_Request_
Where a line contains the word "四个全面", copy that line.

(Records from a data source)
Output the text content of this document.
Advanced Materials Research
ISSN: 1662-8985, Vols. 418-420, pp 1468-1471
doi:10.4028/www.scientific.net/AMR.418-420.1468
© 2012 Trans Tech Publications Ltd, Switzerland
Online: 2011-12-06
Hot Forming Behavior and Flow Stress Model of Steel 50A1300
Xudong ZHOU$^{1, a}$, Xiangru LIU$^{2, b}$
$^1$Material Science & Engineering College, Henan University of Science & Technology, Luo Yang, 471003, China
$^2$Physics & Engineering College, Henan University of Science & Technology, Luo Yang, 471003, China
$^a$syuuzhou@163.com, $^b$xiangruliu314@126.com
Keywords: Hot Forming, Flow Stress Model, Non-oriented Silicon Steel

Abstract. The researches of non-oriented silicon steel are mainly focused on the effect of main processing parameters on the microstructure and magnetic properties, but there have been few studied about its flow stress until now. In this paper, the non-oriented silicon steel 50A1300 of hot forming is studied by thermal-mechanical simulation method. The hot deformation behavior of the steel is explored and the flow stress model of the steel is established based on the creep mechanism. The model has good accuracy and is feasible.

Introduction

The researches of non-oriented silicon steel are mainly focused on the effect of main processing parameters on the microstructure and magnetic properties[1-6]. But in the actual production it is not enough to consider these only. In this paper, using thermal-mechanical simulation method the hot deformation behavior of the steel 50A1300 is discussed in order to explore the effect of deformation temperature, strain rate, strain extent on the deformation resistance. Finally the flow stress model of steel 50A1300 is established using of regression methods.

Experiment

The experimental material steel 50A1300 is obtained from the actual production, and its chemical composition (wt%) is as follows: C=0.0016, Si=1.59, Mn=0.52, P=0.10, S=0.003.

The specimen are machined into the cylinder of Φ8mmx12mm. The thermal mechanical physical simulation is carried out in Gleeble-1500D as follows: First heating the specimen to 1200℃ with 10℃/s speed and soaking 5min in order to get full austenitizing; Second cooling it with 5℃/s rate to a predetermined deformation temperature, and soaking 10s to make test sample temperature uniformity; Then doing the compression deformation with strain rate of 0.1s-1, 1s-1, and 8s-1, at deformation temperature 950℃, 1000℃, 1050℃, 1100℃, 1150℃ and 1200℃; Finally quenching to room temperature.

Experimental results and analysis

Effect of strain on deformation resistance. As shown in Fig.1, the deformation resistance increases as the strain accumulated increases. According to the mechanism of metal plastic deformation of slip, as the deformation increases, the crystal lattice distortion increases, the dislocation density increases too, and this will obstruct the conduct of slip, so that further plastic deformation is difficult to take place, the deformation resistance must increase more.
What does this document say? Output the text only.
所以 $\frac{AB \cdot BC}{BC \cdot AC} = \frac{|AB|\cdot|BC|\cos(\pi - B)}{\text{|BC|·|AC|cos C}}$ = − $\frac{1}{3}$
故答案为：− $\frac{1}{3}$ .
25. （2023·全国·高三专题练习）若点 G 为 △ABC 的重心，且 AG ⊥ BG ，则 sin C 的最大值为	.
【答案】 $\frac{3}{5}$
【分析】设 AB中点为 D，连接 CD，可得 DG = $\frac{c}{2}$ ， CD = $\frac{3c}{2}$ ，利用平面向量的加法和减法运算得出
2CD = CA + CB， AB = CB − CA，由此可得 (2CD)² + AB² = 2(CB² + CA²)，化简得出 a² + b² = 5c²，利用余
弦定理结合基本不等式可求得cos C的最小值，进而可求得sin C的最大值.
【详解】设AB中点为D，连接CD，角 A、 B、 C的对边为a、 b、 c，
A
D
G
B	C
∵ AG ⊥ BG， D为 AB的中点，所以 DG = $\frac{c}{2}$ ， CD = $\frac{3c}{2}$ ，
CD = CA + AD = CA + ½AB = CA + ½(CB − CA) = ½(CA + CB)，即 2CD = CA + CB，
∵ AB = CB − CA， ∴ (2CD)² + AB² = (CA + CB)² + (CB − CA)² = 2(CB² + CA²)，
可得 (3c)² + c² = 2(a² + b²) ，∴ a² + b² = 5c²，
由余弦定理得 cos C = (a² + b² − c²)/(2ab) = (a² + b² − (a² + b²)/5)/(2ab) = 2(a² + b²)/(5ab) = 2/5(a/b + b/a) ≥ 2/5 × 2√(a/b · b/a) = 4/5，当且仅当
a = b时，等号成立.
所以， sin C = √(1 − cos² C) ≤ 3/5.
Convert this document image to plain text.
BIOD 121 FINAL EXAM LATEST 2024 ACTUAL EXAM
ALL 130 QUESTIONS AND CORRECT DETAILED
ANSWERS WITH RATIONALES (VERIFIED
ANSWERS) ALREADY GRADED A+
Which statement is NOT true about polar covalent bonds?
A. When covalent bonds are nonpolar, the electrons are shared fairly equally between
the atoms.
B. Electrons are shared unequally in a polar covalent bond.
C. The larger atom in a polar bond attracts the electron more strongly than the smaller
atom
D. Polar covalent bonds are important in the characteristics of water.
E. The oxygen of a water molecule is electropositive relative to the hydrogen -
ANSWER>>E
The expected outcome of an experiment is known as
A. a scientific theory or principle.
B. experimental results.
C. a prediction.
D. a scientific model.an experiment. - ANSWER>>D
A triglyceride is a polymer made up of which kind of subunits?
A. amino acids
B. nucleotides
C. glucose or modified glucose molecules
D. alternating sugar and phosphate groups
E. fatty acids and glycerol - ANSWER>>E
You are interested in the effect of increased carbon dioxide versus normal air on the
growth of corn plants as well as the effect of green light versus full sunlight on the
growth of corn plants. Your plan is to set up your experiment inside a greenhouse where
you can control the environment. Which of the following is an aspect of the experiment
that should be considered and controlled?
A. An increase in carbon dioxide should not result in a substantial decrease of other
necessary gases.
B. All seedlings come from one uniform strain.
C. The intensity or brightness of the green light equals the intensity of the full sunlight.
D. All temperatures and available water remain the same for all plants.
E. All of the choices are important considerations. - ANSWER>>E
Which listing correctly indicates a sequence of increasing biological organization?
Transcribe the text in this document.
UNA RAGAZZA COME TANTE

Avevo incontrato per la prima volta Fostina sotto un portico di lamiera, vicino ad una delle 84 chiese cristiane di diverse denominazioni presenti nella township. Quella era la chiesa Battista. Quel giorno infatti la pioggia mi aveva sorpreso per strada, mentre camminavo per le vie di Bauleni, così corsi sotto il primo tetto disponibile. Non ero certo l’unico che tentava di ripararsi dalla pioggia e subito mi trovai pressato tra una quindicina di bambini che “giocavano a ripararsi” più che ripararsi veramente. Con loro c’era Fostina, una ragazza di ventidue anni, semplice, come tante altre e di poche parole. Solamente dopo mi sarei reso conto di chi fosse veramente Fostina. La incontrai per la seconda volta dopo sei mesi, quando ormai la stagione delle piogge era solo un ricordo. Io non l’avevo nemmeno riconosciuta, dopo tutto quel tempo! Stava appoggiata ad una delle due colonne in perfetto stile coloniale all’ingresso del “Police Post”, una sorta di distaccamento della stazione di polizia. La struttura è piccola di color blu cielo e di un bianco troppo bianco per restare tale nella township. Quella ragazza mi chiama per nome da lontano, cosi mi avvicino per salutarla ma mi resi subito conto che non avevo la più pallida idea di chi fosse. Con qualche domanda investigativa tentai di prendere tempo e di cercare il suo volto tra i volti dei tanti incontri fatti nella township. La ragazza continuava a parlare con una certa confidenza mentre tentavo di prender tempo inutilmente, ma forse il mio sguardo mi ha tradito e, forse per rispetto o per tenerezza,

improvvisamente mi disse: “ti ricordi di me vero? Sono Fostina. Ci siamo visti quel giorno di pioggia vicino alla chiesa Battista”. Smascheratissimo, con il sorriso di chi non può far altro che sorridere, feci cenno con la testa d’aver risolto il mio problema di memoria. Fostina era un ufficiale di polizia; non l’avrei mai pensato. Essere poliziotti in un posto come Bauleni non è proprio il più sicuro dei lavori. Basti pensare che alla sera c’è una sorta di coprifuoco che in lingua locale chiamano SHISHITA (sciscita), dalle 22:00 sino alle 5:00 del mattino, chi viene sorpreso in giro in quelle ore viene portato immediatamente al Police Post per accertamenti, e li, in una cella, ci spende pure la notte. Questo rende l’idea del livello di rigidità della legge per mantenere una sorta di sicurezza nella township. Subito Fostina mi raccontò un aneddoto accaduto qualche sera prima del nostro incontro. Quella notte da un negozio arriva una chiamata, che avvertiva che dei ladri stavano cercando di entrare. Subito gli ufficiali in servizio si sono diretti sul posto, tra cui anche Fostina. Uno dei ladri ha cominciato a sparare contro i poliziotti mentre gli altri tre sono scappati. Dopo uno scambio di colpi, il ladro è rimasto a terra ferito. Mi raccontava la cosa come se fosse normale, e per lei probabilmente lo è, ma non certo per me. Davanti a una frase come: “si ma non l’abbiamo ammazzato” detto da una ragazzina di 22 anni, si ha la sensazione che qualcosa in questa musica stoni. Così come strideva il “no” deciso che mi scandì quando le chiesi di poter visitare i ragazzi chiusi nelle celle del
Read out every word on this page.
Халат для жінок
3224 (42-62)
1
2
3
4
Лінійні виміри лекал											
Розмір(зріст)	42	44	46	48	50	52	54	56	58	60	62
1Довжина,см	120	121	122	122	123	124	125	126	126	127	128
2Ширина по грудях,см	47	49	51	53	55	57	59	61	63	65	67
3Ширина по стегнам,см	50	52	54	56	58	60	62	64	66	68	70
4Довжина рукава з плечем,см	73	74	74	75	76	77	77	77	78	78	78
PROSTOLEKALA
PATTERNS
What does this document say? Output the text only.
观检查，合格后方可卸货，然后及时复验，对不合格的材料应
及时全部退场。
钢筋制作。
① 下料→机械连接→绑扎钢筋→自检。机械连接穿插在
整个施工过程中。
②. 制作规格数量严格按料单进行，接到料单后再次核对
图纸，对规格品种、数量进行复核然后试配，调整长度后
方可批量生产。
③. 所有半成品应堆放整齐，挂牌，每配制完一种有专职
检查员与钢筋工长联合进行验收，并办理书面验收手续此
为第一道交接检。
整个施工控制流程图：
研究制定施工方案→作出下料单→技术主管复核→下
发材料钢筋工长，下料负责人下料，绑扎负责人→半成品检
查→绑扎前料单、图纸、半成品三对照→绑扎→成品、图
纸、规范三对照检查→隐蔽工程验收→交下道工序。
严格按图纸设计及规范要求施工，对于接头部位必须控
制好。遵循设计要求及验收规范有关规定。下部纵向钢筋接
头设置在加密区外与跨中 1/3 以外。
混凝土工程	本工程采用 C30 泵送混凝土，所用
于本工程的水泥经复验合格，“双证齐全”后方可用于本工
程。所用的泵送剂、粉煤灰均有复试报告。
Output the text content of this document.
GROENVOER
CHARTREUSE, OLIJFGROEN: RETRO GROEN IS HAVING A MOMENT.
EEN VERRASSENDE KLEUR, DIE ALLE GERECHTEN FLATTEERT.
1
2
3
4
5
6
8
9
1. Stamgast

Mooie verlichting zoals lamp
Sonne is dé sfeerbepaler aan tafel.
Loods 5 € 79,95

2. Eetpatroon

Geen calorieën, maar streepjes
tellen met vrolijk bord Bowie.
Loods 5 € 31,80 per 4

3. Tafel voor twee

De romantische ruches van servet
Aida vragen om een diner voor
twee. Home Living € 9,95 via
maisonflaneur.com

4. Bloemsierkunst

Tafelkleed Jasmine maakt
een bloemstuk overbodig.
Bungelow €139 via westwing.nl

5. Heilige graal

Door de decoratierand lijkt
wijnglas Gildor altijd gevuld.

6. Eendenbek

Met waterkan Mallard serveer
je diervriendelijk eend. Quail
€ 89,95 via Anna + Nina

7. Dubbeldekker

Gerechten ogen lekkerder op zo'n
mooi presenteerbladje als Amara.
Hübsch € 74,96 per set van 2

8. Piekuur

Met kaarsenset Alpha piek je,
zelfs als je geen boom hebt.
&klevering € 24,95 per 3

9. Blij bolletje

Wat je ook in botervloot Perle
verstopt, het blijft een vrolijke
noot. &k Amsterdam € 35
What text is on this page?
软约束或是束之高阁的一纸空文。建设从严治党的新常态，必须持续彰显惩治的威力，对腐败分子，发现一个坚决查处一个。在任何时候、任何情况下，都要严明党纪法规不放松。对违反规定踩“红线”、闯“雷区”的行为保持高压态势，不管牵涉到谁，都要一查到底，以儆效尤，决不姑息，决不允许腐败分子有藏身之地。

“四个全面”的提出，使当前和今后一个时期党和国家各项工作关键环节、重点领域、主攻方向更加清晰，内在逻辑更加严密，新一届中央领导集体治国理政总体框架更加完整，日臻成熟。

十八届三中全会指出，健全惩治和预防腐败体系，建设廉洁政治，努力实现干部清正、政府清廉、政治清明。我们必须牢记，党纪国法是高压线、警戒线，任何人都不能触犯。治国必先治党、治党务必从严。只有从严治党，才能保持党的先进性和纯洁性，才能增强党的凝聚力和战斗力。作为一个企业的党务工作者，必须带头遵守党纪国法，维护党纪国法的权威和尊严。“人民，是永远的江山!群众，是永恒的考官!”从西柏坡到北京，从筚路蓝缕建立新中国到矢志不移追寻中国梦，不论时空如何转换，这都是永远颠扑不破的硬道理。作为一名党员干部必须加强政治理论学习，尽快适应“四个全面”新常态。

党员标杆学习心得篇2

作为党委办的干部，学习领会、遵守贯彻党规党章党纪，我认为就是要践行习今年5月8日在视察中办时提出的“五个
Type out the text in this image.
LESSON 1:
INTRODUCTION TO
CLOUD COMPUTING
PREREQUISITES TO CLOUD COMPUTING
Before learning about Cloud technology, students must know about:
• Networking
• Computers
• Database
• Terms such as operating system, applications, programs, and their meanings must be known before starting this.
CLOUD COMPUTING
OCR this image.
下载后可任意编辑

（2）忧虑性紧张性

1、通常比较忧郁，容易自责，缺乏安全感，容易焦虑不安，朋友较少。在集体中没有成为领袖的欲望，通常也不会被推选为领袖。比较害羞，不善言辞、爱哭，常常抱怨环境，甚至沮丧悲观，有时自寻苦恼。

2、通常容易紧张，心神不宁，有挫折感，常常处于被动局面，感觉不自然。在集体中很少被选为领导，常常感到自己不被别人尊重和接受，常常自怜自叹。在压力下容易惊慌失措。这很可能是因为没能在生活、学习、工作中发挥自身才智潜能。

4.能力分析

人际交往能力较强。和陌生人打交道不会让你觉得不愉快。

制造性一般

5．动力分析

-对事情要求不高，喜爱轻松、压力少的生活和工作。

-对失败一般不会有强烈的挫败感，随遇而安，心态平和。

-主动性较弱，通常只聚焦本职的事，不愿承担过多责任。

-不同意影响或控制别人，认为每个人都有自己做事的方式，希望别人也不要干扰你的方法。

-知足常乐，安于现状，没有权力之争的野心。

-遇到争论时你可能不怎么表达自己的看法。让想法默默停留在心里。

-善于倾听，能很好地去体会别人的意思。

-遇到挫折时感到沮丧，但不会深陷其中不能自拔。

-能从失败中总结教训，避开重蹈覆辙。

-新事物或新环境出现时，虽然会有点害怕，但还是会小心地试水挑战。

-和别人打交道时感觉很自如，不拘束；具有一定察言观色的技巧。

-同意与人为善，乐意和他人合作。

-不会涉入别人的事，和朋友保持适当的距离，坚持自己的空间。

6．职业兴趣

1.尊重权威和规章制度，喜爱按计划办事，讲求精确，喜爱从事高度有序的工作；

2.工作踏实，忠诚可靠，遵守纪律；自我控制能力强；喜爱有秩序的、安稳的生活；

_Correct answer_
“四个全面”的提出，使当前和今后一个时期党和国家各项工作关键环节、重点领域、主攻方向更加清晰，内在逻辑更加严密，新一届中央领导集体治国理政总体框架更加完整，日臻成熟。
十八届三中全会指出，健全惩治和预防腐败体系，建设廉洁政治，努力实现干部清正、政府清廉、政治清明。我们必须牢记，党纪国法是高压线、警戒线，任何人都不能触犯。治国必先治党、治党务必从严。只有从严治党，才能保持党的先进性和纯洁性，才能增强党的凝聚力和战斗力。作为一个企业的党务工作者，必须带头遵守党纪国法，维护党纪国法的权威和尊严。“人民，是永远的江山!群众，是永恒的考官!”从西柏坡到北京，从筚路蓝缕建立新中国到矢志不移追寻中国梦，不论时空如何转换，这都是永远颠扑不破的硬道理。作为一名党员干部必须加强政治理论学习，尽快适应“四个全面”新常态。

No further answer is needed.